PROMPT :: Gather up all lines that carry the word "perhaps".
-*-
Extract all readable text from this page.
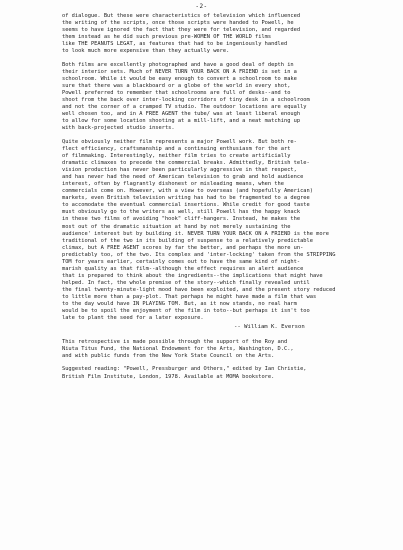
-2-
of dialogue. But these were characteristics of television which influenced
the writing of the scripts, once those scripts were handed to Powell, he
seems to have ignored the fact that they were for television, and regarded
them instead as he did such previous pre-WOMEN OF THE WORLD films
like THE PEANUTS LEGAT, as features that had to be ingeniously handled
to look much more expensive than they actually were.
Both films are excellently photographed and have a good deal of depth in
their interior sets. Much of NEVER TURN YOUR BACK ON A FRIEND is set in a
schoolroom. While it would be easy enough to convert a schoolroom to make
sure that there was a blackboard or a globe of the world in every shot,
Powell preferred to remember that schoolrooms are full of desks--and to
shoot from the back over inter-locking corridors of tiny desk in a schoolroom
and not the corner of a cramped TV studio. The outdoor locations are equally
well chosen too, and in A FREE AGENT the tube/ was at least liberal enough
to allow for some location shooting at a mill-lift, and a neat matching up
with back-projected studio inserts.
Quite obviously neither film represents a major Powell work. But both re-
flect efficiency, craftsmanship and a continuing enthusiasm for the art
of filmmaking. Interestingly, neither film tries to create artificially
dramatic climaxes to precede the commercial breaks. Admittedly, British tele-
vision production has never been particularly aggressive in that respect,
and has never had the need of American television to grab and hold audience
interest, often by flagrantly dishonest or misleading means, when the
commercials come on. However, with a view to overseas (and hopefully American)
markets, even British television writing has had to be fragmented to a degree
to accomodate the eventual commercial insertions. While credit for good taste
must obviously go to the writers as well, still Powell has the happy knack
in these two films of avoiding "hook" cliff-hangers. Instead, he makes the
most out of the dramatic situation at hand by not merely sustaining the
audience' interest but by building it. NEVER TURN YOUR BACK ON A FRIEND is the more
traditional of the two in its building of suspense to a relatively predictable
climax, but A FREE AGENT scores by far the better, and perhaps the more un-
predictably too, of the two. Its complex and 'inter-locking' taken from the STRIPPING
TOM for years earlier, certainly comes out to have the same kind of night-
marish quality as that film--although the effect requires an alert audience
that is prepared to think about the ingredients--the implications that might have
helped. In fact, the whole premise of the story--which finally revealed until
the final twenty-minute-light mood have been exploited, and the present story reduced
to little more than a pay-plot. That perhaps he might have made a film that was
to the day would have IN PLAYING TOM. But, as it now stands, no real harm
would be to spoil the enjoyment of the film in toto--but perhaps it isn't too
late to plant the seed for a later exposure.
-- William K. Everson
This retrospective is made possible through the support of the Roy and
Niuta Titus Fund, the National Endowment for the Arts, Washington, D.C.,
and with public funds from the New York State Council on the Arts.
Suggested reading: "Powell, Pressburger and Others," edited by Ian Christie,
British Film Institute, London, 1978. Available at MOMA bookstore.
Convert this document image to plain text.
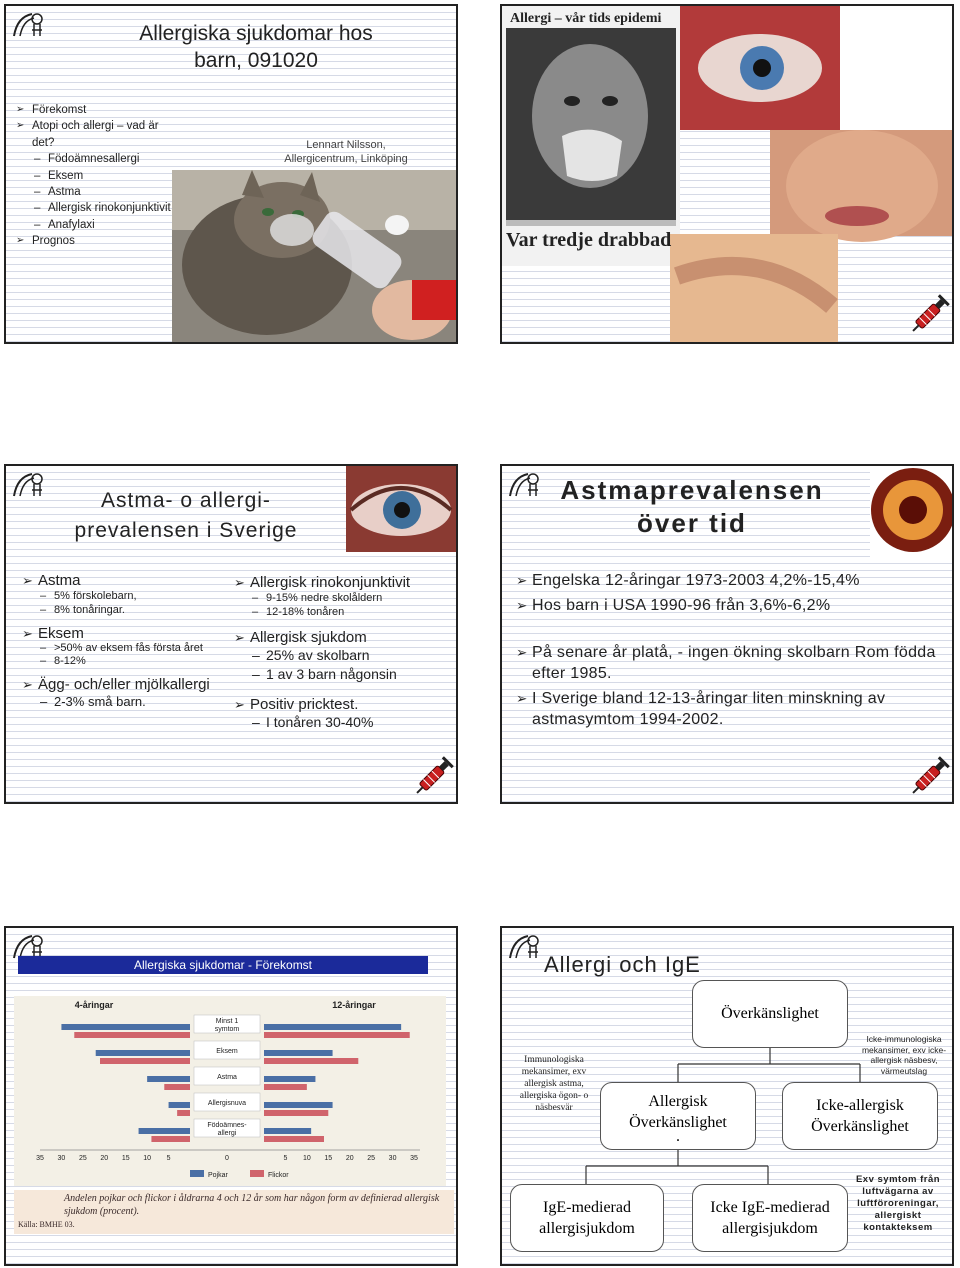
Allergiska sjukdomar hos
barn, 091020
➢ Förekomst
➢ Atopi och allergi – vad är det?
– Födoämnesallergi
– Eksem
– Astma
– Allergisk rinokonjunktivit
– Anafylaxi
➢ Prognos
Lennart Nilsson,
Allergicentrum, Linköping
Allergi – vår tids epidemi
Var tredje drabbad
Astma- o allergi-
prevalensen i Sverige
➢ Astma
– 5% förskolebarn,
– 8% tonåringar.
➢ Eksem
– >50% av eksem fås första året
– 8-12%
➢ Ägg- och/eller mjölkallergi
– 2-3% små barn.
➢ Allergisk rinokonjunktivit
– 9-15% nedre skolåldern
– 12-18% tonåren
➢ Allergisk sjukdom
– 25% av skolbarn
– 1 av 3 barn någonsin
➢ Positiv pricktest.
– I tonåren 30-40%
Astmaprevalensen
över tid
➢ Engelska 12-åringar 1973-2003 4,2%-15,4%
➢ Hos barn i USA 1990-96 från 3,6%-6,2%
➢ På senare år platå, - ingen ökning skolbarn Rom födda efter 1985.
➢ I Sverige bland 12-13-åringar liten minskning av astmasymtom 1994-2002.
Allergiska sjukdomar - Förekomst
4-åringar	12-åringar
Minst 1
symtom
Eksem
Astma
Allergisnuva
Födoämnes-
allergi
35 30 25 20 15 10 5	0	5 10 15 20 25 30 35
Pojkar	Flickor
Andelen pojkar och flickor i åldrarna 4 och 12 år som har någon form av definierad allergisk sjukdom (procent).
Källa: BMHE 03.
Allergi och IgE
Överkänslighet
Allergisk Överkänslighet
.
Icke-allergisk Överkänslighet
IgE-medierad allergisjukdom
Icke IgE-medierad allergisjukdom
Immunologiska mekansimer, exv allergisk astma, allergiska ögon- o näsbesvär
Icke-immunologiska mekansimer, exv icke-allergisk näsbesv, värmeutslag
Exv symtom från luftvägarna av luftföroreningar, allergiskt kontakteksem
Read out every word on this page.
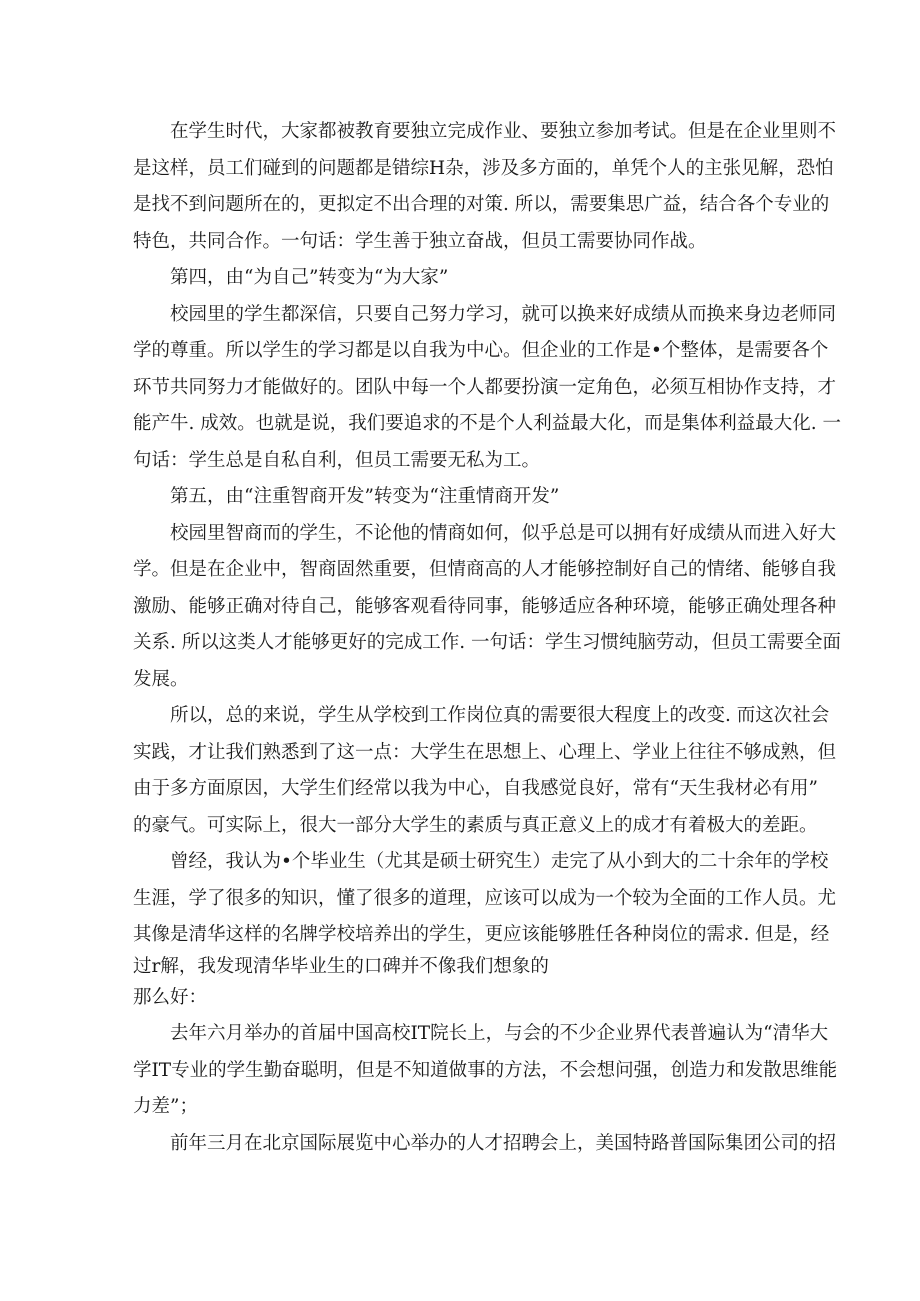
在学生时代，大家都被教育要独立完成作业、要独立参加考试。但是在企业里则不
是这样，员工们碰到的问题都是错综H杂，涉及多方面的，单凭个人的主张见解，恐怕
是找不到问题所在的，更拟定不出合理的对策. 所以，需要集思广益，结合各个专业的
特色，共同合作。一句话：学生善于独立奋战，但员工需要协同作战。
第四，由“为自己”转变为“为大家”
校园里的学生都深信，只要自己努力学习，就可以换来好成绩从而换来身边老师同
学的尊重。所以学生的学习都是以自我为中心。但企业的工作是•个整体，是需要各个
环节共同努力才能做好的。团队中每一个人都要扮演一定角色，必须互相协作支持，才
能产牛. 成效。也就是说，我们要追求的不是个人利益最大化，而是集体利益最大化. 一
句话：学生总是自私自利，但员工需要无私为工。
第五，由“注重智商开发”转变为“注重情商开发”
校园里智商而的学生，不论他的情商如何，似乎总是可以拥有好成绩从而进入好大
学。但是在企业中，智商固然重要，但情商高的人才能够控制好自己的情绪、能够自我
激励、能够正确对待自己，能够客观看待同事，能够适应各种环境，能够正确处理各种
关系. 所以这类人才能够更好的完成工作. 一句话：学生习惯纯脑劳动，但员工需要全面
发展。
所以，总的来说，学生从学校到工作岗位真的需要很大程度上的改变. 而这次社会
实践，才让我们熟悉到了这一点：大学生在思想上、心理上、学业上往往不够成熟，但
由于多方面原因，大学生们经常以我为中心，自我感觉良好，常有“天生我材必有用”
的豪气。可实际上，很大一部分大学生的素质与真正意义上的成才有着极大的差距。
曾经，我认为•个毕业生（尤其是硕士研究生）走完了从小到大的二十余年的学校
生涯，学了很多的知识，懂了很多的道理，应该可以成为一个较为全面的工作人员。尤
其像是清华这样的名牌学校培养出的学生，更应该能够胜任各种岗位的需求. 但是，经
过r解，我发现清华毕业生的口碑并不像我们想象的
那么好：
去年六月举办的首届中国高校IT院长上，与会的不少企业界代表普遍认为“清华大
学IT专业的学生勤奋聪明，但是不知道做事的方法，不会想问强，创造力和发散思维能
力差”；
前年三月在北京国际展览中心举办的人才招聘会上，美国特路普国际集团公司的招
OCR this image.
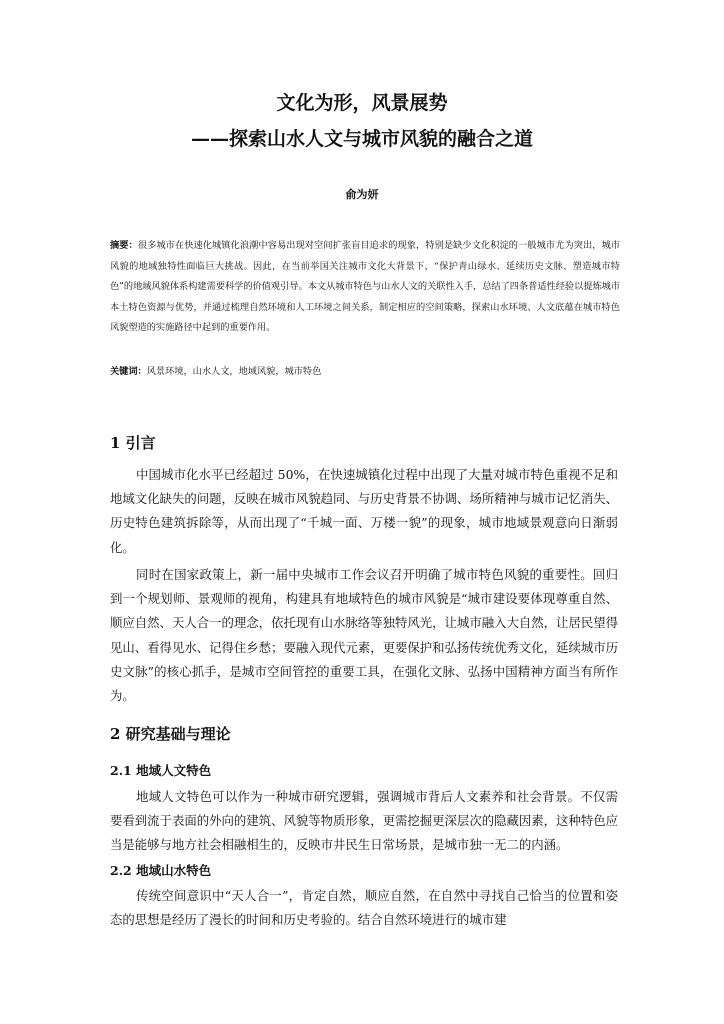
文化为形，风景展势
——探索山水人文与城市风貌的融合之道
俞为妍
摘要：很多城市在快速化城镇化浪潮中容易出现对空间扩张盲目追求的现象，特别是缺少文化积淀的一般城市尤为突出，城市风貌的地域独特性面临巨大挑战。因此，在当前举国关注城市文化大背景下，“保护青山绿水、延续历史文脉、塑造城市特色”的地域风貌体系构建需要科学的价值观引导。本文从城市特色与山水人文的关联性入手，总结了四条普适性经验以提炼城市本土特色资源与优势，并通过梳理自然环境和人工环境之间关系，制定相应的空间策略，探索山水环境、人文底蕴在城市特色风貌塑造的实施路径中起到的重要作用。
关键词：风景环境，山水人文，地域风貌，城市特色
1 引言
中国城市化水平已经超过 50%，在快速城镇化过程中出现了大量对城市特色重视不足和地域文化缺失的问题，反映在城市风貌趋同、与历史背景不协调、场所精神与城市记忆消失、历史特色建筑拆除等，从而出现了“千城一面、万楼一貌”的现象，城市地域景观意向日渐弱化。
同时在国家政策上，新一届中央城市工作会议召开明确了城市特色风貌的重要性。回归到一个规划师、景观师的视角，构建具有地域特色的城市风貌是“城市建设要体现尊重自然、顺应自然、天人合一的理念，依托现有山水脉络等独特风光，让城市融入大自然，让居民望得见山、看得见水、记得住乡愁；要融入现代元素，更要保护和弘扬传统优秀文化，延续城市历史文脉”的核心抓手，是城市空间管控的重要工具，在强化文脉、弘扬中国精神方面当有所作为。
2 研究基础与理论
2.1 地域人文特色
地域人文特色可以作为一种城市研究逻辑，强调城市背后人文素养和社会背景。不仅需要看到流于表面的外向的建筑、风貌等物质形象，更需挖掘更深层次的隐藏因素，这种特色应当是能够与地方社会相融相生的，反映市井民生日常场景，是城市独一无二的内涵。
2.2 地域山水特色
传统空间意识中“天人合一”，肯定自然，顺应自然，在自然中寻找自己恰当的位置和姿态的思想是经历了漫长的时间和历史考验的。结合自然环境进行的城市建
-*-
RESPONSE ::
climax, but A FREE AGENT scores by far the better, and perhaps the more un-
to little more than a pay-plot. That perhaps he might have made a film that was
would be to spoil the enjoyment of the film in toto--but perhaps it isn't too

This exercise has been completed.